Directive: Output the data word for word, dropping every image.

Records supplied:
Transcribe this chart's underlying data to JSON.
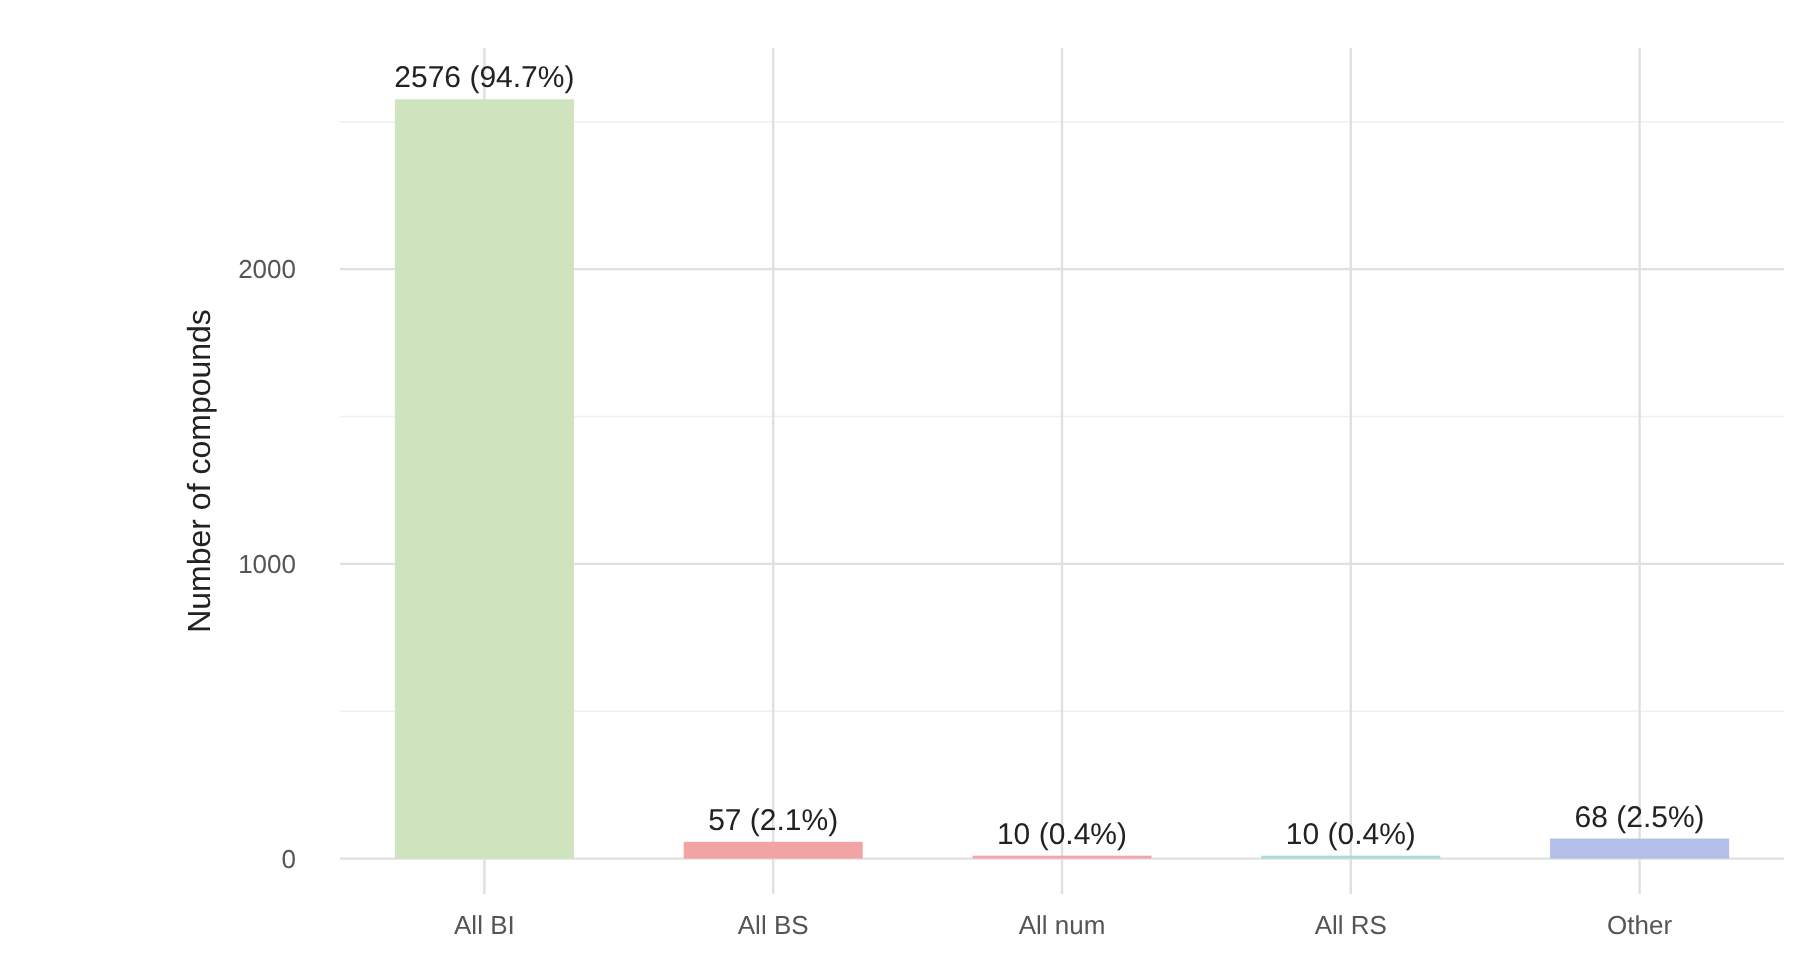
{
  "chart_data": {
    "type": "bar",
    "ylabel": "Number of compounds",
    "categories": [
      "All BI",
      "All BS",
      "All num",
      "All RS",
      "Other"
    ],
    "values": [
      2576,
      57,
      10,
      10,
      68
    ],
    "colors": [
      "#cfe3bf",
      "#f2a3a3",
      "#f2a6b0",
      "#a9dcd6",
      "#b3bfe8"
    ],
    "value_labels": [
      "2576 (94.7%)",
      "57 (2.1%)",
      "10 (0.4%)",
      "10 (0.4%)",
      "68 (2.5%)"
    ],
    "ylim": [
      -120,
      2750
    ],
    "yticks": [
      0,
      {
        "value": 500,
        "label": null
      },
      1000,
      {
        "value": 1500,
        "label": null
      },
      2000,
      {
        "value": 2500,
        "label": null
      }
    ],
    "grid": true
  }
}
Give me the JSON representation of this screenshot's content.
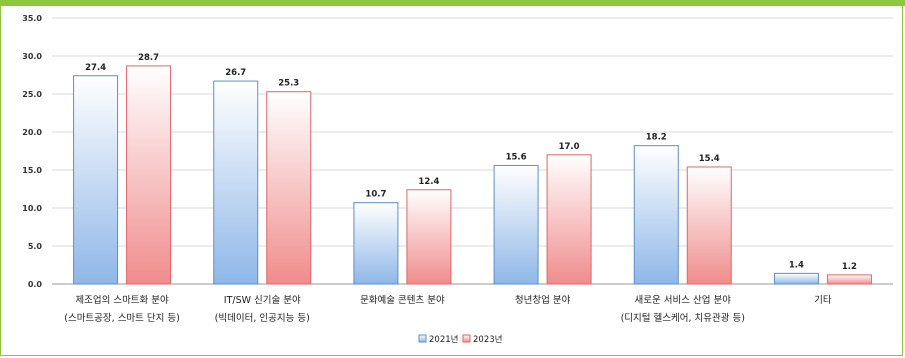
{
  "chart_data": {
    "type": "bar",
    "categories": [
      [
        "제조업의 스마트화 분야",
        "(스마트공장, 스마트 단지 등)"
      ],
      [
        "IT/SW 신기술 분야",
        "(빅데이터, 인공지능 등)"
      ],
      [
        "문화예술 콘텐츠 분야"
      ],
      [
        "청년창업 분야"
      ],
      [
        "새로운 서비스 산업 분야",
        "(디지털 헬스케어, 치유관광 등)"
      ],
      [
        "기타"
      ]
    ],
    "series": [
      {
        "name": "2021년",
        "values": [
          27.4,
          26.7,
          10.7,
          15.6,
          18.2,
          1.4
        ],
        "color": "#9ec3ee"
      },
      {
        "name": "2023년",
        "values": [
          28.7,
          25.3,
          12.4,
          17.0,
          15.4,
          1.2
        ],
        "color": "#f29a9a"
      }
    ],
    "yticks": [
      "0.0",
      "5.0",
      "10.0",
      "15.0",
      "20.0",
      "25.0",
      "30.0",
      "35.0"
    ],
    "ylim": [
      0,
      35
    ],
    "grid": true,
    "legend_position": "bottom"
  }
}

Answer to this task:
Transcribe this chart's underlying data to JSON.
{
  "chart_data": {
    "type": "bar",
    "ylabel": "Number of compounds",
    "categories": [
      "All BI",
      "All BS",
      "All num",
      "All RS",
      "Other"
    ],
    "values": [
      2576,
      57,
      10,
      10,
      68
    ],
    "colors": [
      "#cfe3bf",
      "#f2a3a3",
      "#f2a6b0",
      "#a9dcd6",
      "#b3bfe8"
    ],
    "value_labels": [
      "2576 (94.7%)",
      "57 (2.1%)",
      "10 (0.4%)",
      "10 (0.4%)",
      "68 (2.5%)"
    ],
    "ylim": [
      -120,
      2750
    ],
    "yticks": [
      0,
      {
        "value": 500,
        "label": null
      },
      1000,
      {
        "value": 1500,
        "label": null
      },
      2000,
      {
        "value": 2500,
        "label": null
      }
    ],
    "grid": true
  }
}
Give me the JSON representation of this screenshot's content.
{
  "chart_data": {
    "type": "bar",
    "categories": [
      [
        "제조업의 스마트화 분야",
        "(스마트공장, 스마트 단지 등)"
      ],
      [
        "IT/SW 신기술 분야",
        "(빅데이터, 인공지능 등)"
      ],
      [
        "문화예술 콘텐츠 분야"
      ],
      [
        "청년창업 분야"
      ],
      [
        "새로운 서비스 산업 분야",
        "(디지털 헬스케어, 치유관광 등)"
      ],
      [
        "기타"
      ]
    ],
    "series": [
      {
        "name": "2021년",
        "values": [
          27.4,
          26.7,
          10.7,
          15.6,
          18.2,
          1.4
        ],
        "color": "#9ec3ee"
      },
      {
        "name": "2023년",
        "values": [
          28.7,
          25.3,
          12.4,
          17.0,
          15.4,
          1.2
        ],
        "color": "#f29a9a"
      }
    ],
    "yticks": [
      "0.0",
      "5.0",
      "10.0",
      "15.0",
      "20.0",
      "25.0",
      "30.0",
      "35.0"
    ],
    "ylim": [
      0,
      35
    ],
    "grid": true,
    "legend_position": "bottom"
  }
}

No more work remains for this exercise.